§ **INPUT MATERIAL**
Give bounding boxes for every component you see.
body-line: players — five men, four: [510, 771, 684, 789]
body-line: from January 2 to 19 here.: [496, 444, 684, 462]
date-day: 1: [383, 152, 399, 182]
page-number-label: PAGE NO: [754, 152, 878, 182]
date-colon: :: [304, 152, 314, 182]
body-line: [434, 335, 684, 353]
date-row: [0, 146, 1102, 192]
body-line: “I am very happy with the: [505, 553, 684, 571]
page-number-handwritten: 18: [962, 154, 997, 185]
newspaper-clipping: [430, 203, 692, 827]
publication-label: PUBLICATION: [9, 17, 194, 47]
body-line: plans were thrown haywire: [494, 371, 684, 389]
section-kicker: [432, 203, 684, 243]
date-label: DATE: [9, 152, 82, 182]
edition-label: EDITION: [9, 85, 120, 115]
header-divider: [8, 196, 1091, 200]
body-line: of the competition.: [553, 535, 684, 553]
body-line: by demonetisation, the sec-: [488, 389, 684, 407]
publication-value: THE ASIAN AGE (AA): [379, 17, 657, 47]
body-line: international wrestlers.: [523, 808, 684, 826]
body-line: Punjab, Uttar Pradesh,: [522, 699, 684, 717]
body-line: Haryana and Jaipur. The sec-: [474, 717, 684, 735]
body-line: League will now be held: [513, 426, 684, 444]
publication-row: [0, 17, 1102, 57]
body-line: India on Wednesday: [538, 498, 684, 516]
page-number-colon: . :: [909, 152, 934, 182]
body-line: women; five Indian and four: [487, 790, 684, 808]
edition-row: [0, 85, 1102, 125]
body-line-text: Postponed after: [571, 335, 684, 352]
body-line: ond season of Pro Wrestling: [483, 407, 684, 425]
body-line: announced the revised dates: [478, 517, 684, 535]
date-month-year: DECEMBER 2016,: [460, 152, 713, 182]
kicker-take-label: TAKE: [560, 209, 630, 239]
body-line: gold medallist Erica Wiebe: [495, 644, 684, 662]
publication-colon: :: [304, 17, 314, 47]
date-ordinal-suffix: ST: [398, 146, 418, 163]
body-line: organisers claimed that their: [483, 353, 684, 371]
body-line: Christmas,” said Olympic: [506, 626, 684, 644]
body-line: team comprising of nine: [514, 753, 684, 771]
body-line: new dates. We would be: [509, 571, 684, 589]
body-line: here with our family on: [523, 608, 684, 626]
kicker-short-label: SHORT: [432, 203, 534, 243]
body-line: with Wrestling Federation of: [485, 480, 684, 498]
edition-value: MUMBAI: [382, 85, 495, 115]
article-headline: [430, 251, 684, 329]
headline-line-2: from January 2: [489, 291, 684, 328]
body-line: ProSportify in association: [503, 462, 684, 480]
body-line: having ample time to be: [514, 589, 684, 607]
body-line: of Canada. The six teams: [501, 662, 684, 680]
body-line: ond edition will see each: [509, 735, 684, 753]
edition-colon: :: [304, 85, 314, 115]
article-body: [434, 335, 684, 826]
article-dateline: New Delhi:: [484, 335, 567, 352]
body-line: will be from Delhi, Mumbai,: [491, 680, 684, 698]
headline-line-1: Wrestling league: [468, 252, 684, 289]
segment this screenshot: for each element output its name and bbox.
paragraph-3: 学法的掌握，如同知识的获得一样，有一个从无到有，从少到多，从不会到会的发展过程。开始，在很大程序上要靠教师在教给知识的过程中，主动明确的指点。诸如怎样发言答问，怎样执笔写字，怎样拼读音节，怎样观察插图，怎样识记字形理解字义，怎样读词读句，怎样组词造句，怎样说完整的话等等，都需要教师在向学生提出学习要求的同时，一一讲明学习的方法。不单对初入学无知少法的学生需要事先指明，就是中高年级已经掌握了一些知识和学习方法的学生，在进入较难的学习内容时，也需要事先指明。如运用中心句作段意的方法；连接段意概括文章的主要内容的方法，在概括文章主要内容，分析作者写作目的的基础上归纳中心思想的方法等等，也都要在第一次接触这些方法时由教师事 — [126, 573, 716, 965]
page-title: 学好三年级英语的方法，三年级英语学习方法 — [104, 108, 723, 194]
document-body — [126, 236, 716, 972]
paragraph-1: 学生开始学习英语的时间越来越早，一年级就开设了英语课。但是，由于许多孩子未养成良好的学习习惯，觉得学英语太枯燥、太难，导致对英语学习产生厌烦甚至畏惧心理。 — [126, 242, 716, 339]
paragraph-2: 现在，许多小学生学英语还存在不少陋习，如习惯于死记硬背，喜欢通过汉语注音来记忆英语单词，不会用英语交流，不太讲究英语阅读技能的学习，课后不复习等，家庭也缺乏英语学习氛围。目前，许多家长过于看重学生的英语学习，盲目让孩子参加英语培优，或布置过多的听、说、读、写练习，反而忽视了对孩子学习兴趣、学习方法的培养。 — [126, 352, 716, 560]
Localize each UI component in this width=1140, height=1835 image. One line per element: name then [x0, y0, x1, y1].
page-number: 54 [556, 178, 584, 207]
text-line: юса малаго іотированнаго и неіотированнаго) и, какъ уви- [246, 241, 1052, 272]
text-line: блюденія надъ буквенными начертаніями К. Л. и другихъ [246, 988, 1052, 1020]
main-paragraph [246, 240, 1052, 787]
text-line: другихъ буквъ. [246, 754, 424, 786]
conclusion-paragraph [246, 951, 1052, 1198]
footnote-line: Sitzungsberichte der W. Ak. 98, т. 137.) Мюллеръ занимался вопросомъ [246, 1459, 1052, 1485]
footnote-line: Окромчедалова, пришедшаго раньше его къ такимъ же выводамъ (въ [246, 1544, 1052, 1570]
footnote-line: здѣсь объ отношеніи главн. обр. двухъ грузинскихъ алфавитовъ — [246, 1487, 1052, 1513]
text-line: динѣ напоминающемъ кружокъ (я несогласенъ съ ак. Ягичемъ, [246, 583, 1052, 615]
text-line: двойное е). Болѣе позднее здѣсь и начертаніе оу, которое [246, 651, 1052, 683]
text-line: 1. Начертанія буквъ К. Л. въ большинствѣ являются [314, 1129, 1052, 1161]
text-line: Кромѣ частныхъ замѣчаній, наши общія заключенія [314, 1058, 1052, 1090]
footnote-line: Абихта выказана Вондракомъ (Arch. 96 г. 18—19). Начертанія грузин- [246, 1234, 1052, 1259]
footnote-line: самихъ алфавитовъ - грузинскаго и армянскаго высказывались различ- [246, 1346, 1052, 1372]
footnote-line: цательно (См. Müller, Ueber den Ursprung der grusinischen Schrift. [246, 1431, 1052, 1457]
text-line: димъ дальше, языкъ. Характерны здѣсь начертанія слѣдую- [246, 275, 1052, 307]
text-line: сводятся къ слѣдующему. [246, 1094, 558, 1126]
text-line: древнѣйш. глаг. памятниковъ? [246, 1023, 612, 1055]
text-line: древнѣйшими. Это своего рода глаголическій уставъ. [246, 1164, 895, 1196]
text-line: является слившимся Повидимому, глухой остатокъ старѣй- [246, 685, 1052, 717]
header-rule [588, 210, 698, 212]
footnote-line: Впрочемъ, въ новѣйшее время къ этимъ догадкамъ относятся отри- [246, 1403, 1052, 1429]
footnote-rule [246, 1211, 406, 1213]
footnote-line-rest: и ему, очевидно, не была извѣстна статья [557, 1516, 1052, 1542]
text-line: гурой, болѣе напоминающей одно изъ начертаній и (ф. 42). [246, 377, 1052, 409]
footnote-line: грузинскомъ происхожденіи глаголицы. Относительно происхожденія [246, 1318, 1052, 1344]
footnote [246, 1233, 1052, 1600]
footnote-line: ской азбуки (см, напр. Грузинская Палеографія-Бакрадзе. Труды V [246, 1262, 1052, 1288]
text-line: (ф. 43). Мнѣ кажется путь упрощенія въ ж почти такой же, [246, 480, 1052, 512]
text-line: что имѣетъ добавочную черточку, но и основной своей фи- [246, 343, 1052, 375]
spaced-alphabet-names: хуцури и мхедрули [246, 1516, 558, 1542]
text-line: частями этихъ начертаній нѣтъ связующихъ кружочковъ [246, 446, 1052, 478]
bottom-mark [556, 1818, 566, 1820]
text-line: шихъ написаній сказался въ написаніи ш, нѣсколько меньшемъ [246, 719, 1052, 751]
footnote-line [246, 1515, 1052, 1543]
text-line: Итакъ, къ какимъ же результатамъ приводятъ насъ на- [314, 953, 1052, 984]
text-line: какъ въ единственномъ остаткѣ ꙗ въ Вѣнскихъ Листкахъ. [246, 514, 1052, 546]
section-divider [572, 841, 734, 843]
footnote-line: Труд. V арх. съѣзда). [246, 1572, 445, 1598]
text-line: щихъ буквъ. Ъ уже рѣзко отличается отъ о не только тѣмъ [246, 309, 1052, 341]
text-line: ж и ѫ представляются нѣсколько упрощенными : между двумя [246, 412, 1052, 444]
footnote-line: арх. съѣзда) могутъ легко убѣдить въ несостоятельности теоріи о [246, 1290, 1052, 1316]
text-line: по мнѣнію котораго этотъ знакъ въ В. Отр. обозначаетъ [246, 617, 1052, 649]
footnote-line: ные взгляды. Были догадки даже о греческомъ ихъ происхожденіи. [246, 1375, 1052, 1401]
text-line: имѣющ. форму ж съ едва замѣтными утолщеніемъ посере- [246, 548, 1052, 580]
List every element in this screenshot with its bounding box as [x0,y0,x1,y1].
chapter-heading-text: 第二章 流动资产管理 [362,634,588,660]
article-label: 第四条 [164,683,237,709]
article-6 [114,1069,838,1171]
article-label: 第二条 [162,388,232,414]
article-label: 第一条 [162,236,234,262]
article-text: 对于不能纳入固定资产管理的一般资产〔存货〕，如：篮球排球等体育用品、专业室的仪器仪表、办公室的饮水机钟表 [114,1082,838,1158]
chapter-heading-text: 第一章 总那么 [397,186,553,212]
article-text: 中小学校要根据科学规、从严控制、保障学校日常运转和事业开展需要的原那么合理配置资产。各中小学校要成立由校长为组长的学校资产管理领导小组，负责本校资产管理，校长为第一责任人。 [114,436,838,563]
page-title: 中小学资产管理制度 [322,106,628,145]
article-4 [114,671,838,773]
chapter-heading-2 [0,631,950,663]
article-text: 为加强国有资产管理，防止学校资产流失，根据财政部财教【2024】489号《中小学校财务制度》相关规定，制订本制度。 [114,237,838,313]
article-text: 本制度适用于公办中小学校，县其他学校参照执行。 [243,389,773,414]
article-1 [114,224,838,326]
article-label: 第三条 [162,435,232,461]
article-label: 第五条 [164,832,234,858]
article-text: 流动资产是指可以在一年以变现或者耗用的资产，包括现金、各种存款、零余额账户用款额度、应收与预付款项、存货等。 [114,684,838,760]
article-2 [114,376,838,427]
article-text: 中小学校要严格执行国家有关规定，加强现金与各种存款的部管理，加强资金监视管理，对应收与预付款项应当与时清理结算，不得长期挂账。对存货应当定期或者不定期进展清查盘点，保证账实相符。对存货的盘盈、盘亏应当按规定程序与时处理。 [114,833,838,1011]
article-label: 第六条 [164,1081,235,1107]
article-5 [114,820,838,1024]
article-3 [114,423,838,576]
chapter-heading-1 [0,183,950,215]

§ **GIVEN PROBLEM**
Copy out the lines of the records exactly as they appear, starting at the very first line and ending at the line that contains "newspaper-clipping: [430, 203, 692, 827]", with both of those lines included.

§ **FINISHED ANSWER**
Give bounding boxes for every component you see.
body-line: players — five men, four: [510, 771, 684, 789]
body-line: from January 2 to 19 here.: [496, 444, 684, 462]
date-day: 1: [383, 152, 399, 182]
page-number-label: PAGE NO: [754, 152, 878, 182]
date-colon: :: [304, 152, 314, 182]
body-line: [434, 335, 684, 353]
date-row: [0, 146, 1102, 192]
body-line: “I am very happy with the: [505, 553, 684, 571]
page-number-handwritten: 18: [962, 154, 997, 185]
newspaper-clipping: [430, 203, 692, 827]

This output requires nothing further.